►

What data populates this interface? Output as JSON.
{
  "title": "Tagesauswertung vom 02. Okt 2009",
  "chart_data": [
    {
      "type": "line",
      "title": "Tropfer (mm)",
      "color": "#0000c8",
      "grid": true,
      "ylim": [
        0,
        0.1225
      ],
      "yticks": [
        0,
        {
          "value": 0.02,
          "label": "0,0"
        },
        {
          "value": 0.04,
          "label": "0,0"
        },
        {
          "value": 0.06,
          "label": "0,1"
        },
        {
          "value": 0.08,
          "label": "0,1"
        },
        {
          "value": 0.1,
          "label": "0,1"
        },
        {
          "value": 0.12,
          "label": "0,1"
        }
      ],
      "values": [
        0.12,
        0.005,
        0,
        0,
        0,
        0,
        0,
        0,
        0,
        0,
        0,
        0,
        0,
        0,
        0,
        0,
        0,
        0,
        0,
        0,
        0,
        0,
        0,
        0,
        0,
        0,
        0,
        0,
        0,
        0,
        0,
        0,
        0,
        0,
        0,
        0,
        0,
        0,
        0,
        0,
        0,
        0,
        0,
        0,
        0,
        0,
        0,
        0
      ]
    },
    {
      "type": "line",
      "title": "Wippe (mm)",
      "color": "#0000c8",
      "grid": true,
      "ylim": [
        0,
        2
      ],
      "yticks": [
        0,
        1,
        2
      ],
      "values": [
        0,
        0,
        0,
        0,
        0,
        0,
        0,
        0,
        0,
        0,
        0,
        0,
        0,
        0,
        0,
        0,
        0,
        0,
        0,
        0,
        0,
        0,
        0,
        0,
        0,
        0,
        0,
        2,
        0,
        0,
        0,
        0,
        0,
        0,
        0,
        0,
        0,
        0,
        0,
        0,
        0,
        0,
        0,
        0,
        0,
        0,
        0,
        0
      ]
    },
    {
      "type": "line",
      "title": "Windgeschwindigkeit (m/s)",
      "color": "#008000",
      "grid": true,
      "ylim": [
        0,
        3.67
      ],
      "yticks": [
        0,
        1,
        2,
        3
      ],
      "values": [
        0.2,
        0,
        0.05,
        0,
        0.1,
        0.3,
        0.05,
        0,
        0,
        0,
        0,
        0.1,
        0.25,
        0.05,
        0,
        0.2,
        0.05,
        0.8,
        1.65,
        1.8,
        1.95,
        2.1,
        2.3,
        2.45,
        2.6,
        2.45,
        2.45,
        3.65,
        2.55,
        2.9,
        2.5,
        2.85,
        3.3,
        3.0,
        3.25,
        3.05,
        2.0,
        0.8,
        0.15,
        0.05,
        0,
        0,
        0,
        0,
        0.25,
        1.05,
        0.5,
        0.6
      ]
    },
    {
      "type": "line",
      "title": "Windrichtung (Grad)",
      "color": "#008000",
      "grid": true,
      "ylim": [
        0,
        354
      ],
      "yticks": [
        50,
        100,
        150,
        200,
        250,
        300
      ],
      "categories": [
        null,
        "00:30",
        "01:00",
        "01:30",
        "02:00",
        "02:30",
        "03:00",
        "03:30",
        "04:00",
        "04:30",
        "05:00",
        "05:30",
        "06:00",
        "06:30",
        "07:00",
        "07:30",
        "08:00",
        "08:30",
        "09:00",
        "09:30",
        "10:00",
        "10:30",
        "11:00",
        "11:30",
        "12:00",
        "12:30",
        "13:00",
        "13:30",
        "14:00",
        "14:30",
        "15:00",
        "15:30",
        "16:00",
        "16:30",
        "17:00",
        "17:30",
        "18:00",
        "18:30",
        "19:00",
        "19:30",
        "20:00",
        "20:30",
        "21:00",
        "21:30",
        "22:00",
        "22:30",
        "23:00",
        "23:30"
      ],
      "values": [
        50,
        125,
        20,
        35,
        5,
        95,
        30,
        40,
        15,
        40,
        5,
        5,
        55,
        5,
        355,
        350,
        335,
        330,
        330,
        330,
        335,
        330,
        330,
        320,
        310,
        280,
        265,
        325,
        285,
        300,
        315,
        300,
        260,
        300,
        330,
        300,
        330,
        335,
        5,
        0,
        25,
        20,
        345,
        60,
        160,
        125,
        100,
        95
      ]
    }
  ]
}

◄

> Work to complete:
Pull out each record as written and restate it exactly.

> The response:
What data populates this interface? Output as JSON.
{
  "title": "Tagesauswertung vom 02. Okt 2009",
  "chart_data": [
    {
      "type": "line",
      "title": "Tropfer (mm)",
      "color": "#0000c8",
      "grid": true,
      "ylim": [
        0,
        0.1225
      ],
      "yticks": [
        0,
        {
          "value": 0.02,
          "label": "0,0"
        },
        {
          "value": 0.04,
          "label": "0,0"
        },
        {
          "value": 0.06,
          "label": "0,1"
        },
        {
          "value": 0.08,
          "label": "0,1"
        },
        {
          "value": 0.1,
          "label": "0,1"
        },
        {
          "value": 0.12,
          "label": "0,1"
        }
      ],
      "values": [
        0.12,
        0.005,
        0,
        0,
        0,
        0,
        0,
        0,
        0,
        0,
        0,
        0,
        0,
        0,
        0,
        0,
        0,
        0,
        0,
        0,
        0,
        0,
        0,
        0,
        0,
        0,
        0,
        0,
        0,
        0,
        0,
        0,
        0,
        0,
        0,
        0,
        0,
        0,
        0,
        0,
        0,
        0,
        0,
        0,
        0,
        0,
        0,
        0
      ]
    },
    {
      "type": "line",
      "title": "Wippe (mm)",
      "color": "#0000c8",
      "grid": true,
      "ylim": [
        0,
        2
      ],
      "yticks": [
        0,
        1,
        2
      ],
      "values": [
        0,
        0,
        0,
        0,
        0,
        0,
        0,
        0,
        0,
        0,
        0,
        0,
        0,
        0,
        0,
        0,
        0,
        0,
        0,
        0,
        0,
        0,
        0,
        0,
        0,
        0,
        0,
        2,
        0,
        0,
        0,
        0,
        0,
        0,
        0,
        0,
        0,
        0,
        0,
        0,
        0,
        0,
        0,
        0,
        0,
        0,
        0,
        0
      ]
    },
    {
      "type": "line",
      "title": "Windgeschwindigkeit (m/s)",
      "color": "#008000",
      "grid": true,
      "ylim": [
        0,
        3.67
      ],
      "yticks": [
        0,
        1,
        2,
        3
      ],
      "values": [
        0.2,
        0,
        0.05,
        0,
        0.1,
        0.3,
        0.05,
        0,
        0,
        0,
        0,
        0.1,
        0.25,
        0.05,
        0,
        0.2,
        0.05,
        0.8,
        1.65,
        1.8,
        1.95,
        2.1,
        2.3,
        2.45,
        2.6,
        2.45,
        2.45,
        3.65,
        2.55,
        2.9,
        2.5,
        2.85,
        3.3,
        3.0,
        3.25,
        3.05,
        2.0,
        0.8,
        0.15,
        0.05,
        0,
        0,
        0,
        0,
        0.25,
        1.05,
        0.5,
        0.6
      ]
    },
    {
      "type": "line",
      "title": "Windrichtung (Grad)",
      "color": "#008000",
      "grid": true,
      "ylim": [
        0,
        354
      ],
      "yticks": [
        50,
        100,
        150,
        200,
        250,
        300
      ],
      "categories": [
        null,
        "00:30",
        "01:00",
        "01:30",
        "02:00",
        "02:30",
        "03:00",
        "03:30",
        "04:00",
        "04:30",
        "05:00",
        "05:30",
        "06:00",
        "06:30",
        "07:00",
        "07:30",
        "08:00",
        "08:30",
        "09:00",
        "09:30",
        "10:00",
        "10:30",
        "11:00",
        "11:30",
        "12:00",
        "12:30",
        "13:00",
        "13:30",
        "14:00",
        "14:30",
        "15:00",
        "15:30",
        "16:00",
        "16:30",
        "17:00",
        "17:30",
        "18:00",
        "18:30",
        "19:00",
        "19:30",
        "20:00",
        "20:30",
        "21:00",
        "21:30",
        "22:00",
        "22:30",
        "23:00",
        "23:30"
      ],
      "values": [
        50,
        125,
        20,
        35,
        5,
        95,
        30,
        40,
        15,
        40,
        5,
        5,
        55,
        5,
        355,
        350,
        335,
        330,
        330,
        330,
        335,
        330,
        330,
        320,
        310,
        280,
        265,
        325,
        285,
        300,
        315,
        300,
        260,
        300,
        330,
        300,
        330,
        335,
        5,
        0,
        25,
        20,
        345,
        60,
        160,
        125,
        100,
        95
      ]
    }
  ]
}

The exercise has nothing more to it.